==== Extrait fourni ====

Le terme de « précarité » recouvre deux choses qui ne sont pas forcément confondues : d’une part, le fait que l’emploi occupé soit instable (contrats de courte durée notamment), d’autre part, le fait qu’il soit source d’insécurité (au terme du contrat, je risque de rester longtemps au chômage). Or, si l’instabilité a sensiblement progressé depuis une vingtaine d’années, il n’en est pas de même de l’insécurité : globalement, elle ne s’est pas accrue, mais elle s’est concentrée sur certaines catégories de travailleurs : jeunes peu ou pas diplômés, travailleurs de faible ancienneté et travailleurs âgés.

Si l’instabilité a progressé, c’est pour deux raisons principales. D’abord parce que le système productif a changé depuis vingt ans : les entreprises sont plus petites et il s’agit plus souvent d’entreprises de services. Plus petites : elles sont plus soumises aux fluctuations d’activité du marché ou aux incertitudes technologiques, et elles privilégient donc tout ce qui peut favoriser la flexibilité, car c’est un gage de survie pour elles. Il s’agit plus souvent d’entreprises de services : or, dans la plupart des services, il faut que les travailleurs soient présents au moment même où se manifeste la demande (que l’on pense à la restauration, au commerce, à la garde d’enfants, etc.). Les entreprises auraient pu s’adapter à cette nouvelle donne en favorisant la « flexibilité interne » (modulation des horaires du personnel par exemple). Elles ne l’ont pas fait : elles ont préféré la flexibilité externe - c’est la deuxième raison de l’accroissement de l’instabilité -, c’est-à-dire le recours à des contrats courts, à du temps partiel, à de l’intérim. Autant il est difficile de s’opposer à la première raison (les modifications du système productif), car il y va de la capacité des entreprises à vivre et à se développer, autant il est souhaitable d’essayer d’inverser les logiques répondant à la deuxième raison (le choix de préférer la flexibilité externe à la flexibilité interne).

Par exemple - ce que beaucoup ignorent -, un nombre important de CDD (peut-être la majorité) sont conclus sous la dénomination de « CDD d’usage » (parce qu’il est d’usage constant de recruter les salariés de cette manière) ou de contrats saisonniers : dans les deux cas, la prime de précarité (10 % du salaire brut versés en fin de contrat si ce dernier n’est pas prolongé ou transformé en CDI) n’est pas versée. Il en est ainsi dans le spectacle, l’hôtellerie, la restauration, l’agriculture, etc. Il serait sans doute souhaitable de modifier cet état de fait, pas seulement pour que les salariés concernés gagnent mieux leur vie, mais surtout pour que les entreprises soient responsabilisées : la flexibilité externe engendre un coût social qu’elles ne payent pas, aussi n’ont-elles aucun intérêt à la réduire.

====

À faire:
1. Dans le texte sur la précarité de l'emploi, relevez tous les secteurs cités où la prime de précarité n'est pas versée.
2. Donnez la suite du texte sur la précarité de l'emploi.

==== Données extraites ====

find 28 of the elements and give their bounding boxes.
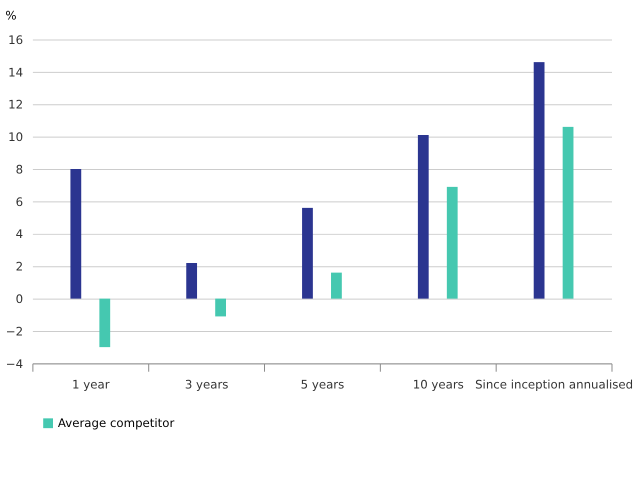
x-tick-label: 1 year [72,377,110,392]
y-tick-label: 12 [8,98,24,112]
bar [446,186,458,299]
bar [331,272,342,299]
y-tick-label: 8 [16,162,24,176]
x-tick-label: 3 years [184,377,228,392]
y-tick-label: −2 [6,324,24,338]
x-tick-label: Since inception annualised [475,377,634,392]
bar [70,169,82,299]
bar [418,135,429,299]
bar [99,298,110,348]
y-tick-label: 6 [16,194,24,209]
bar [534,62,545,299]
y-tick-label: 0 [16,292,24,306]
bar [186,262,198,299]
x-tick-label: 5 years [300,377,344,392]
y-tick-label: 2 [16,260,24,274]
y-axis-title: % [5,8,17,22]
bar [215,298,226,316]
x-tick-label: 10 years [412,377,464,392]
y-tick-label: 14 [8,65,24,80]
bar [302,208,313,299]
legend-label: Average competitor [58,416,174,430]
bar [562,126,574,299]
y-tick-label: 16 [8,32,24,47]
y-tick-label: 4 [16,227,24,242]
y-tick-label: 10 [8,130,24,144]
y-tick-label: −4 [6,356,24,371]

====

Réponses:
1. le spectacle, l'hôtellerie, la restauration, l'agriculture

2.
Aux Pays-Bas, par exemple, un accord entre partenaires sociaux a permis d’accroître le recours à l’intérim, mais, en échange, les sociétés d’intérim se sont engagées à transformer en CDI les contrats des salariés intérimaires ayant plus de 18 mois d’ancienneté : le besoin de flexibilité est ainsi satisfait sans qu’il se traduise par un accroissement de l’instabilité pour les salariés concernés.

- Les salariés sont-ils égaux face à la sécurité ?

Non : on l’a vu, l’insécurité pèse de plus en plus sur un « volant » de salariés qui ont des qualifications faibles, peu d’ancienneté ou sont âgés. Ce qui signifie qu’un salarié qui a été licencié, par exemple, et qui ne retrouve qu’un CDD, risque fort d’être touché par l’insécurité (la probabilité d’être au chômage longtemps après le terme de son CDD est forte) parce qu’il fait désormais partie des salariés de faible ancienneté dans son nouvel emploi.

Certains y voient surtout la conséquence de la diversité des contrats de travail : les CDD seraient plus frappés par l’insécurité que les CDI. Aussi proposent-ils d’unifier les contrats, ce qui revient à dire qu’un employeur ne pourrait mettre fin à un contrat que par un licenciement. Le rapport du CERC ne partage pas cette analyse. S’il y a instabilité, ce n’est pas une question de contrat, mais de politique d’entreprise, de gestion de personnel. Il faut donc inciter les entreprises à gérer leur personnel différemment, à préférer la flexibilité interne à la flexibilité externe : ce n’est pas un problème juridique, mais un problème économique. Quant à l’insécurité de l’emploi, dans la mesure où elle concerne non pas l’ensemble des salariés, mais les plus fragiles d’entre eux, il y a une responsabilité de la société tout entière : la formation devrait être plus axée sur ces salariés fragiles, alors qu’ils en sont généralement privés. De même la validation des acquis de l’expérience peut leur permettre de faire valoir des atouts que les employeurs ignorent aujourd’hui. Enfin, et surtout, s’il y a montée de l’insécurité pour les plus fragiles, c’est avant tout parce que l’emploi fait défaut : vous aurez beau réformer autant que vous voudrez le marché du travail, le rendre plus ceci ou moins cela, la pénurie d’emplois amènera toujours les salariés les moins bien lotis de la file d’attente à être victimes d’un tri sélectif. Alors que la responsabilité première de la lutte contre l’instabilité repose sur les entreprises, la responsabilité première de la lutte contre l’insécurité repose sur la collectivité.

- que pourrait-on faire pour améliorer la situation ?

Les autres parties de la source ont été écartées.